Aim: Find the lines that contain the word "discriminación" and copy each one.

::: Data records

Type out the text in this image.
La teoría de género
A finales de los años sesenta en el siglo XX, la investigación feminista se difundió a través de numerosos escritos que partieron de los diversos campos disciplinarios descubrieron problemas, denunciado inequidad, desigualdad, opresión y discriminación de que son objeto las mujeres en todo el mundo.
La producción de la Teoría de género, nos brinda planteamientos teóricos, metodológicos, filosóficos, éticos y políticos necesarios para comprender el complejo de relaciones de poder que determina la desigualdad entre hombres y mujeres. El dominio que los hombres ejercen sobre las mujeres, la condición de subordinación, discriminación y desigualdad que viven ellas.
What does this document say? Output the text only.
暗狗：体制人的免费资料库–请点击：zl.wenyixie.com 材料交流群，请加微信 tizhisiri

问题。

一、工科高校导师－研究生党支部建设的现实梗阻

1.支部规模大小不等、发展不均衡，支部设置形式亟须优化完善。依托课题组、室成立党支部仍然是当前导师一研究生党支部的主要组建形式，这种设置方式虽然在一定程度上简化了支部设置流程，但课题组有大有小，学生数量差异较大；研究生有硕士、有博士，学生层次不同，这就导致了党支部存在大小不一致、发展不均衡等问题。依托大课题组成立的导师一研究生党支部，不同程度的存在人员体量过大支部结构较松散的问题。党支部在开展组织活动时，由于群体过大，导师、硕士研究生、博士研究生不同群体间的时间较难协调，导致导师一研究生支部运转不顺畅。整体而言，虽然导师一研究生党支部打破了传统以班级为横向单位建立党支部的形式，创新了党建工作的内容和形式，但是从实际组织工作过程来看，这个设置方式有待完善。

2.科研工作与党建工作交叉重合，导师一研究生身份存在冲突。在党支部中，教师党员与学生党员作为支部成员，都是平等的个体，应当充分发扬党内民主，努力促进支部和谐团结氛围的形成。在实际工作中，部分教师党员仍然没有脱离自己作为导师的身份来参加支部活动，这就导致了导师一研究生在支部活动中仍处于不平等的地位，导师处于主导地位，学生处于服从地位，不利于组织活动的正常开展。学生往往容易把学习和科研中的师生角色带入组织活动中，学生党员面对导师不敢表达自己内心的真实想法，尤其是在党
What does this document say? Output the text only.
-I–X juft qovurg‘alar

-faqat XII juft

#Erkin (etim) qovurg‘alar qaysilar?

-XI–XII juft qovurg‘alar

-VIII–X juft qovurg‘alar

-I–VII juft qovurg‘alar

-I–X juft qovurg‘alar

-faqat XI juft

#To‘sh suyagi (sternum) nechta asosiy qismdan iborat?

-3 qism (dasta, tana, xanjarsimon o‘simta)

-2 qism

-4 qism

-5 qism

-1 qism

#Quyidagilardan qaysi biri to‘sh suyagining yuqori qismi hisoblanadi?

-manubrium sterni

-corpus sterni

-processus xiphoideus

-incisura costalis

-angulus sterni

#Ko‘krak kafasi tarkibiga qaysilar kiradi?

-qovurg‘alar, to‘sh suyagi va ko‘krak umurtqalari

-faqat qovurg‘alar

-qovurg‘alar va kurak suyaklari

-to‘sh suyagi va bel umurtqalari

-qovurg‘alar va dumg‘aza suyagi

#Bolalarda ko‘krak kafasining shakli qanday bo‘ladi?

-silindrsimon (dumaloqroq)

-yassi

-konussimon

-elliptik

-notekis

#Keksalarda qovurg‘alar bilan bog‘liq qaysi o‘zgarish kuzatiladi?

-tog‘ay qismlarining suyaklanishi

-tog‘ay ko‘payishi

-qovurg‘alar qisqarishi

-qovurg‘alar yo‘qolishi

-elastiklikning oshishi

::::::

Final result:
A finales de los años sesenta en el siglo XX, la investigación feminista se difundió a través de numerosos escritos que partieron de los diversos campos disciplinarios descubrieron problemas, denunciado inequidad, desigualdad, opresión y discriminación de que son objeto las mujeres en todo el mundo.
La producción de la Teoría de género, nos brinda planteamientos teóricos, metodológicos, filosóficos, éticos y políticos necesarios para comprender el complejo de relaciones de poder que determina la desigualdad entre hombres y mujeres. El dominio que los hombres ejercen sobre las mujeres, la condición de subordinación, discriminación y desigualdad que viven ellas.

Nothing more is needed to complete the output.